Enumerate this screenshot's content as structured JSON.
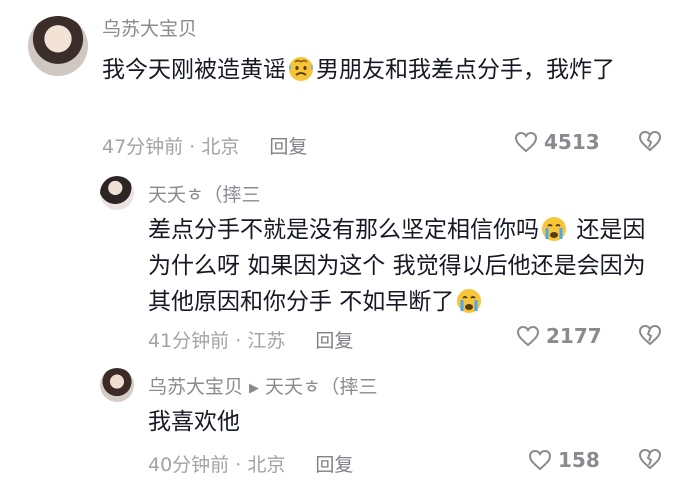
{
  "comments": [
    {
      "username": "乌苏大宝贝",
      "text_before": "我今天刚被造黄谣",
      "text_after": "男朋友和我差点分手，我炸了",
      "time": "47分钟前",
      "location": "北京",
      "reply_label": "回复",
      "likes": "4513"
    },
    {
      "username": "天夭ㅎ（摔三",
      "text_before": "差点分手不就是没有那么坚定相信你吗",
      "text_mid": "还是因为什么呀 如果因为这个 我觉得以后他还是会因为其他原因和你分手 不如早断了",
      "time": "41分钟前",
      "location": "江苏",
      "reply_label": "回复",
      "likes": "2177"
    },
    {
      "username": "乌苏大宝贝",
      "reply_to": "天夭ㅎ（摔三",
      "text": "我喜欢他",
      "time": "40分钟前",
      "location": "北京",
      "reply_label": "回复",
      "likes": "158"
    }
  ],
  "icons": {
    "like": "heart-outline-icon",
    "dislike": "broken-heart-icon",
    "emoji_1": "sweating-emoji",
    "emoji_2": "crying-emoji"
  },
  "colors": {
    "text": "#161823",
    "username": "#8a8b91",
    "meta": "#a2a3a8"
  }
}
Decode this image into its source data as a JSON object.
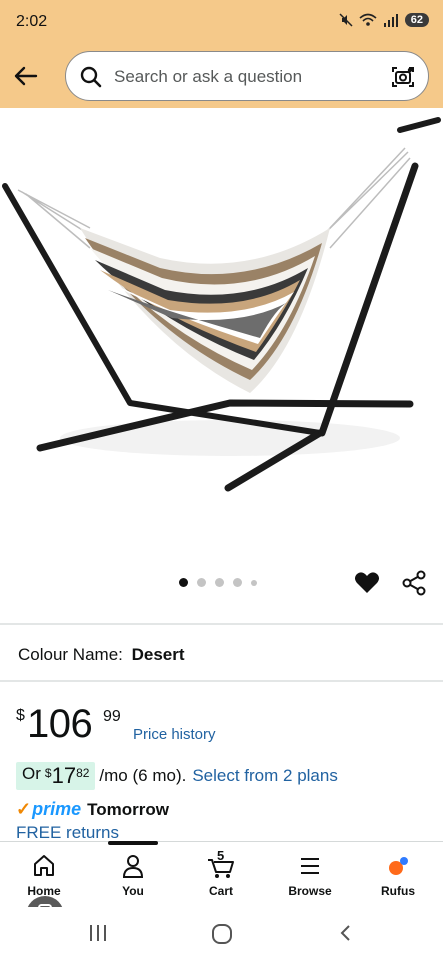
{
  "status_bar": {
    "time": "2:02",
    "battery": "62"
  },
  "header": {
    "search_placeholder": "Search or ask a question"
  },
  "icons": {
    "back": "back-arrow-icon",
    "search": "search-icon",
    "lens": "camera-lens-icon",
    "heart": "heart-icon",
    "share": "share-icon"
  },
  "gallery": {
    "dot_count": 5,
    "active_index": 0
  },
  "product": {
    "colour_label": "Colour Name:",
    "colour_value": "Desert",
    "price_symbol": "$",
    "price_whole": "106",
    "price_fraction": "99",
    "price_history": "Price history",
    "plan_or": "Or",
    "plan_symbol": "$",
    "plan_whole": "17",
    "plan_fraction": "82",
    "plan_term": "/mo (6 mo).",
    "plan_link": "Select from 2 plans",
    "prime_word": "prime",
    "delivery": "Tomorrow",
    "returns": "FREE returns"
  },
  "bottom_nav": {
    "items": [
      {
        "label": "Home",
        "icon": "home-icon"
      },
      {
        "label": "You",
        "icon": "user-icon"
      },
      {
        "label": "Cart",
        "icon": "cart-icon",
        "badge": "5"
      },
      {
        "label": "Browse",
        "icon": "menu-icon"
      },
      {
        "label": "Rufus",
        "icon": "rufus-icon"
      }
    ]
  },
  "colors": {
    "header_bg": "#f5c98a",
    "link": "#2162a1",
    "prime_blue": "#1a98ff",
    "prime_check": "#f08804",
    "plan_highlight": "#d7f4e8"
  }
}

# Exercise directions
Pull out each line of the entries that contains "username".

# Full answer
      "username": "乌苏大宝贝",
      "username": "天夭ㅎ（摔三",
      "username": "乌苏大宝贝",
    "username": "#8a8b91",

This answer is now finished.